• [AIM OF THE EXERCISE]: Images should be left out, and everything else in the listing reproduced exactly.

• [EXCERPTED DATA]:
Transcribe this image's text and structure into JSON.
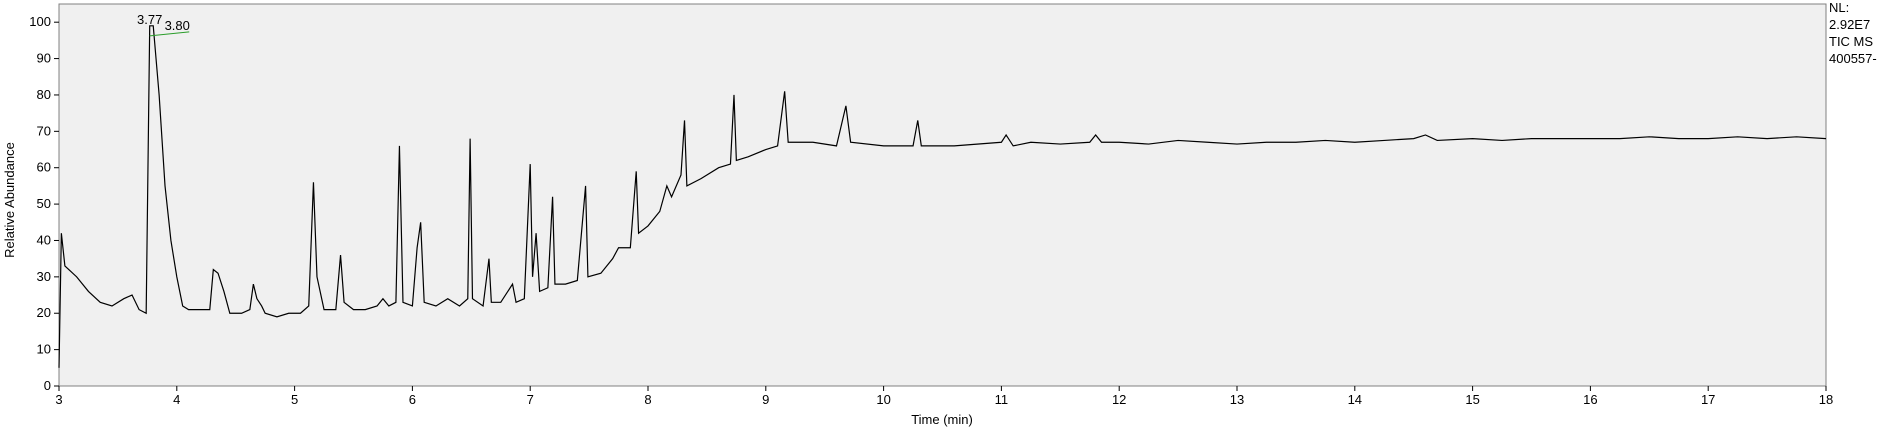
{
  "chart_data": {
    "type": "line",
    "x_label": "Time (min)",
    "y_label": "Relative Abundance",
    "xlim": [
      3,
      18
    ],
    "xticks": [
      3,
      4,
      5,
      6,
      7,
      8,
      9,
      10,
      11,
      12,
      13,
      14,
      15,
      16,
      17,
      18
    ],
    "ylim": [
      0,
      105
    ],
    "yticks": [
      0,
      10,
      20,
      30,
      40,
      50,
      60,
      70,
      80,
      90,
      100
    ],
    "color": "#000000",
    "x": [
      3.0,
      3.02,
      3.05,
      3.15,
      3.25,
      3.35,
      3.45,
      3.55,
      3.62,
      3.68,
      3.74,
      3.77,
      3.8,
      3.85,
      3.9,
      3.95,
      4.0,
      4.05,
      4.1,
      4.2,
      4.28,
      4.31,
      4.35,
      4.4,
      4.45,
      4.55,
      4.62,
      4.65,
      4.68,
      4.72,
      4.75,
      4.85,
      4.95,
      5.05,
      5.12,
      5.16,
      5.19,
      5.25,
      5.35,
      5.39,
      5.42,
      5.5,
      5.6,
      5.7,
      5.75,
      5.8,
      5.86,
      5.89,
      5.92,
      6.0,
      6.04,
      6.07,
      6.1,
      6.2,
      6.3,
      6.4,
      6.47,
      6.49,
      6.51,
      6.6,
      6.65,
      6.67,
      6.75,
      6.85,
      6.88,
      6.95,
      7.0,
      7.02,
      7.05,
      7.08,
      7.15,
      7.19,
      7.21,
      7.3,
      7.4,
      7.47,
      7.49,
      7.6,
      7.7,
      7.75,
      7.85,
      7.9,
      7.92,
      8.0,
      8.1,
      8.16,
      8.2,
      8.28,
      8.31,
      8.33,
      8.45,
      8.6,
      8.7,
      8.73,
      8.75,
      8.85,
      9.0,
      9.1,
      9.16,
      9.19,
      9.4,
      9.6,
      9.68,
      9.72,
      10.0,
      10.25,
      10.29,
      10.32,
      10.6,
      11.0,
      11.04,
      11.1,
      11.25,
      11.5,
      11.75,
      11.8,
      11.85,
      12.0,
      12.25,
      12.5,
      12.75,
      13.0,
      13.25,
      13.5,
      13.75,
      14.0,
      14.25,
      14.5,
      14.6,
      14.7,
      15.0,
      15.25,
      15.5,
      15.75,
      16.0,
      16.25,
      16.5,
      16.75,
      17.0,
      17.25,
      17.5,
      17.75,
      18.0
    ],
    "values": [
      5,
      42,
      33,
      30,
      26,
      23,
      22,
      24,
      25,
      21,
      20,
      99,
      99,
      80,
      55,
      40,
      30,
      22,
      21,
      21,
      21,
      32,
      31,
      26,
      20,
      20,
      21,
      28,
      24,
      22,
      20,
      19,
      20,
      20,
      22,
      56,
      30,
      21,
      21,
      36,
      23,
      21,
      21,
      22,
      24,
      22,
      23,
      66,
      23,
      22,
      38,
      45,
      23,
      22,
      24,
      22,
      24,
      68,
      24,
      22,
      35,
      23,
      23,
      28,
      23,
      24,
      61,
      30,
      42,
      26,
      27,
      52,
      28,
      28,
      29,
      55,
      30,
      31,
      35,
      38,
      38,
      59,
      42,
      44,
      48,
      55,
      52,
      58,
      73,
      55,
      57,
      60,
      61,
      80,
      62,
      63,
      65,
      66,
      81,
      67,
      67,
      66,
      77,
      67,
      66,
      66,
      73,
      66,
      66,
      67,
      69,
      66,
      67,
      66.5,
      67,
      69,
      67,
      67,
      66.5,
      67.5,
      67,
      66.5,
      67,
      67,
      67.5,
      67,
      67.5,
      68,
      69,
      67.5,
      68,
      67.5,
      68,
      68,
      68,
      68,
      68.5,
      68,
      68,
      68.5,
      68,
      68.5,
      68
    ],
    "peak_labels": [
      {
        "label": "3.77",
        "x": 3.77
      },
      {
        "label": "3.80",
        "x": 3.8
      }
    ],
    "info": [
      "NL:",
      "2.92E7",
      "TIC  MS",
      "400557-"
    ]
  }
}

• [THE COMPLETED TASK]:
Transcribe this image's text and structure into JSON.
{
  "chart_data": {
    "type": "line",
    "x_label": "Time (min)",
    "y_label": "Relative Abundance",
    "xlim": [
      3,
      18
    ],
    "xticks": [
      3,
      4,
      5,
      6,
      7,
      8,
      9,
      10,
      11,
      12,
      13,
      14,
      15,
      16,
      17,
      18
    ],
    "ylim": [
      0,
      105
    ],
    "yticks": [
      0,
      10,
      20,
      30,
      40,
      50,
      60,
      70,
      80,
      90,
      100
    ],
    "color": "#000000",
    "x": [
      3.0,
      3.02,
      3.05,
      3.15,
      3.25,
      3.35,
      3.45,
      3.55,
      3.62,
      3.68,
      3.74,
      3.77,
      3.8,
      3.85,
      3.9,
      3.95,
      4.0,
      4.05,
      4.1,
      4.2,
      4.28,
      4.31,
      4.35,
      4.4,
      4.45,
      4.55,
      4.62,
      4.65,
      4.68,
      4.72,
      4.75,
      4.85,
      4.95,
      5.05,
      5.12,
      5.16,
      5.19,
      5.25,
      5.35,
      5.39,
      5.42,
      5.5,
      5.6,
      5.7,
      5.75,
      5.8,
      5.86,
      5.89,
      5.92,
      6.0,
      6.04,
      6.07,
      6.1,
      6.2,
      6.3,
      6.4,
      6.47,
      6.49,
      6.51,
      6.6,
      6.65,
      6.67,
      6.75,
      6.85,
      6.88,
      6.95,
      7.0,
      7.02,
      7.05,
      7.08,
      7.15,
      7.19,
      7.21,
      7.3,
      7.4,
      7.47,
      7.49,
      7.6,
      7.7,
      7.75,
      7.85,
      7.9,
      7.92,
      8.0,
      8.1,
      8.16,
      8.2,
      8.28,
      8.31,
      8.33,
      8.45,
      8.6,
      8.7,
      8.73,
      8.75,
      8.85,
      9.0,
      9.1,
      9.16,
      9.19,
      9.4,
      9.6,
      9.68,
      9.72,
      10.0,
      10.25,
      10.29,
      10.32,
      10.6,
      11.0,
      11.04,
      11.1,
      11.25,
      11.5,
      11.75,
      11.8,
      11.85,
      12.0,
      12.25,
      12.5,
      12.75,
      13.0,
      13.25,
      13.5,
      13.75,
      14.0,
      14.25,
      14.5,
      14.6,
      14.7,
      15.0,
      15.25,
      15.5,
      15.75,
      16.0,
      16.25,
      16.5,
      16.75,
      17.0,
      17.25,
      17.5,
      17.75,
      18.0
    ],
    "values": [
      5,
      42,
      33,
      30,
      26,
      23,
      22,
      24,
      25,
      21,
      20,
      99,
      99,
      80,
      55,
      40,
      30,
      22,
      21,
      21,
      21,
      32,
      31,
      26,
      20,
      20,
      21,
      28,
      24,
      22,
      20,
      19,
      20,
      20,
      22,
      56,
      30,
      21,
      21,
      36,
      23,
      21,
      21,
      22,
      24,
      22,
      23,
      66,
      23,
      22,
      38,
      45,
      23,
      22,
      24,
      22,
      24,
      68,
      24,
      22,
      35,
      23,
      23,
      28,
      23,
      24,
      61,
      30,
      42,
      26,
      27,
      52,
      28,
      28,
      29,
      55,
      30,
      31,
      35,
      38,
      38,
      59,
      42,
      44,
      48,
      55,
      52,
      58,
      73,
      55,
      57,
      60,
      61,
      80,
      62,
      63,
      65,
      66,
      81,
      67,
      67,
      66,
      77,
      67,
      66,
      66,
      73,
      66,
      66,
      67,
      69,
      66,
      67,
      66.5,
      67,
      69,
      67,
      67,
      66.5,
      67.5,
      67,
      66.5,
      67,
      67,
      67.5,
      67,
      67.5,
      68,
      69,
      67.5,
      68,
      67.5,
      68,
      68,
      68,
      68,
      68.5,
      68,
      68,
      68.5,
      68,
      68.5,
      68
    ],
    "peak_labels": [
      {
        "label": "3.77",
        "x": 3.77
      },
      {
        "label": "3.80",
        "x": 3.8
      }
    ],
    "info": [
      "NL:",
      "2.92E7",
      "TIC  MS",
      "400557-"
    ]
  }
}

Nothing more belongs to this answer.